┌──

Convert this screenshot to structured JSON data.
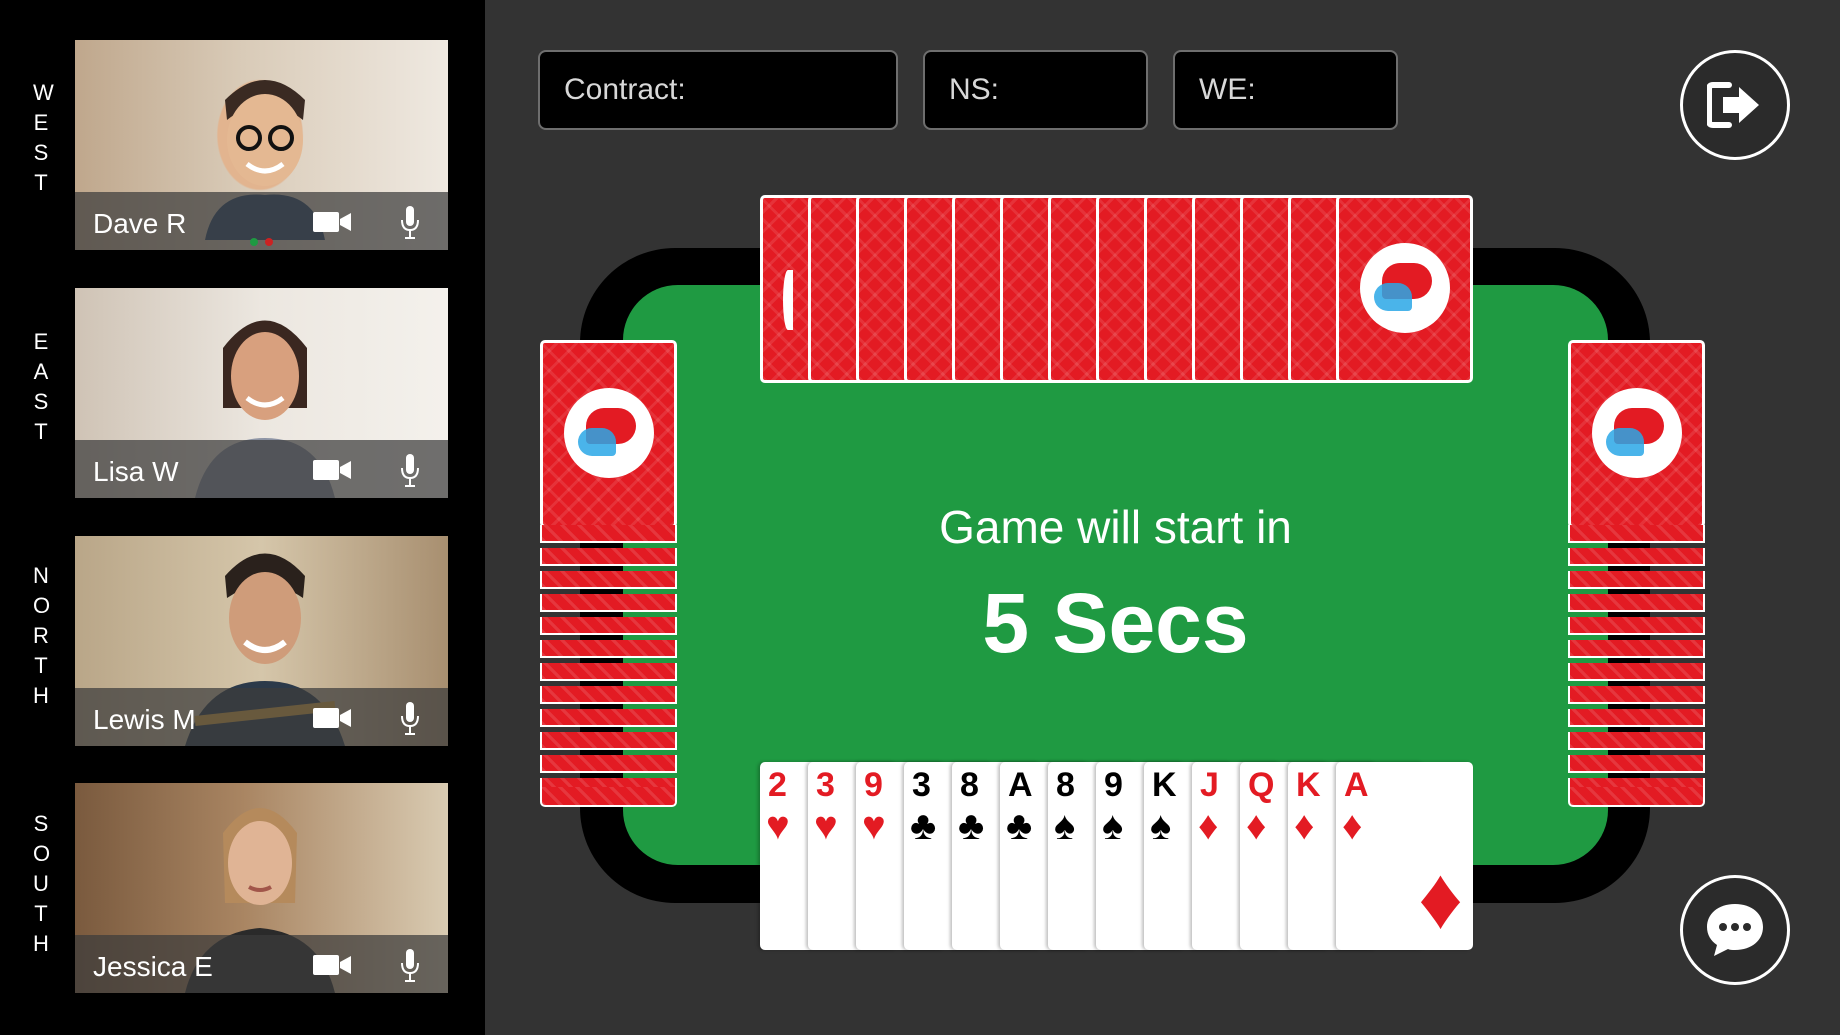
{
  "seats": [
    {
      "label": "WEST",
      "player": "Dave R"
    },
    {
      "label": "EAST",
      "player": "Lisa W"
    },
    {
      "label": "NORTH",
      "player": "Lewis M"
    },
    {
      "label": "SOUTH",
      "player": "Jessica E"
    }
  ],
  "scoreboard": {
    "contract_label": "Contract:",
    "ns_label": "NS:",
    "we_label": "WE:"
  },
  "countdown": {
    "line1": "Game will start in",
    "line2": "5 Secs"
  },
  "hand": [
    {
      "rank": "2",
      "suit": "♥",
      "color": "red"
    },
    {
      "rank": "3",
      "suit": "♥",
      "color": "red"
    },
    {
      "rank": "9",
      "suit": "♥",
      "color": "red"
    },
    {
      "rank": "3",
      "suit": "♣",
      "color": "black"
    },
    {
      "rank": "8",
      "suit": "♣",
      "color": "black"
    },
    {
      "rank": "A",
      "suit": "♣",
      "color": "black"
    },
    {
      "rank": "8",
      "suit": "♠",
      "color": "black"
    },
    {
      "rank": "9",
      "suit": "♠",
      "color": "black"
    },
    {
      "rank": "K",
      "suit": "♠",
      "color": "black"
    },
    {
      "rank": "J",
      "suit": "♦",
      "color": "red"
    },
    {
      "rank": "Q",
      "suit": "♦",
      "color": "red"
    },
    {
      "rank": "K",
      "suit": "♦",
      "color": "red"
    },
    {
      "rank": "A",
      "suit": "♦",
      "color": "red"
    }
  ],
  "opponent_card_counts": {
    "north": 13,
    "west": 13,
    "east": 13
  },
  "icons": {
    "exit": "exit-icon",
    "chat": "chat-icon",
    "camera": "video-camera-icon",
    "microphone": "microphone-icon"
  },
  "colors": {
    "felt": "#1f9a42",
    "card_back": "#e31b23",
    "background": "#333333"
  }
}
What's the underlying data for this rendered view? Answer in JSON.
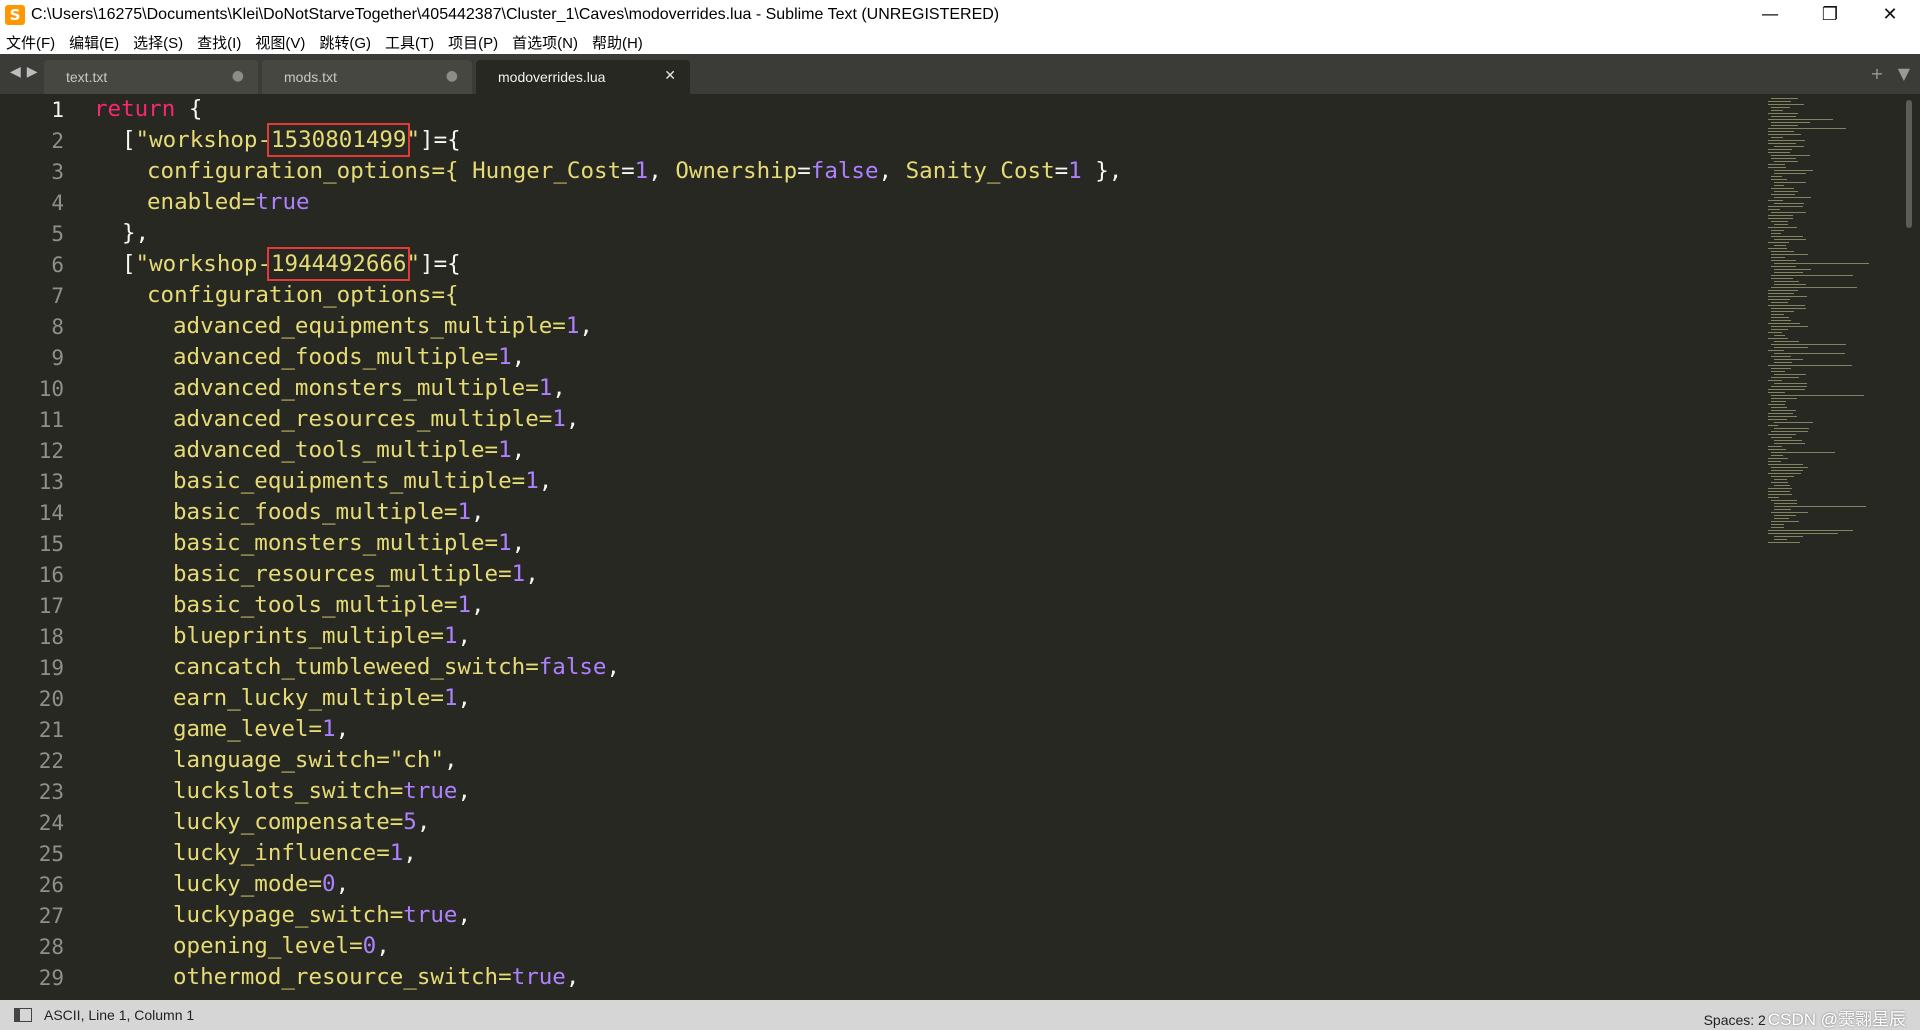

└──

> _Task prompt_
Keep every word of the data as it is when you write it out, but drop the pictures.

> _Output for this exercise_
Convert this screenshot to structured JSON data.
{
  "seats": [
    {
      "label": "WEST",
      "player": "Dave R"
    },
    {
      "label": "EAST",
      "player": "Lisa W"
    },
    {
      "label": "NORTH",
      "player": "Lewis M"
    },
    {
      "label": "SOUTH",
      "player": "Jessica E"
    }
  ],
  "scoreboard": {
    "contract_label": "Contract:",
    "ns_label": "NS:",
    "we_label": "WE:"
  },
  "countdown": {
    "line1": "Game will start in",
    "line2": "5 Secs"
  },
  "hand": [
    {
      "rank": "2",
      "suit": "♥",
      "color": "red"
    },
    {
      "rank": "3",
      "suit": "♥",
      "color": "red"
    },
    {
      "rank": "9",
      "suit": "♥",
      "color": "red"
    },
    {
      "rank": "3",
      "suit": "♣",
      "color": "black"
    },
    {
      "rank": "8",
      "suit": "♣",
      "color": "black"
    },
    {
      "rank": "A",
      "suit": "♣",
      "color": "black"
    },
    {
      "rank": "8",
      "suit": "♠",
      "color": "black"
    },
    {
      "rank": "9",
      "suit": "♠",
      "color": "black"
    },
    {
      "rank": "K",
      "suit": "♠",
      "color": "black"
    },
    {
      "rank": "J",
      "suit": "♦",
      "color": "red"
    },
    {
      "rank": "Q",
      "suit": "♦",
      "color": "red"
    },
    {
      "rank": "K",
      "suit": "♦",
      "color": "red"
    },
    {
      "rank": "A",
      "suit": "♦",
      "color": "red"
    }
  ],
  "opponent_card_counts": {
    "north": 13,
    "west": 13,
    "east": 13
  },
  "icons": {
    "exit": "exit-icon",
    "chat": "chat-icon",
    "camera": "video-camera-icon",
    "microphone": "microphone-icon"
  },
  "colors": {
    "felt": "#1f9a42",
    "card_back": "#e31b23",
    "background": "#333333"
  }
}
What's the underlying data for this rendered view? Answer in JSON.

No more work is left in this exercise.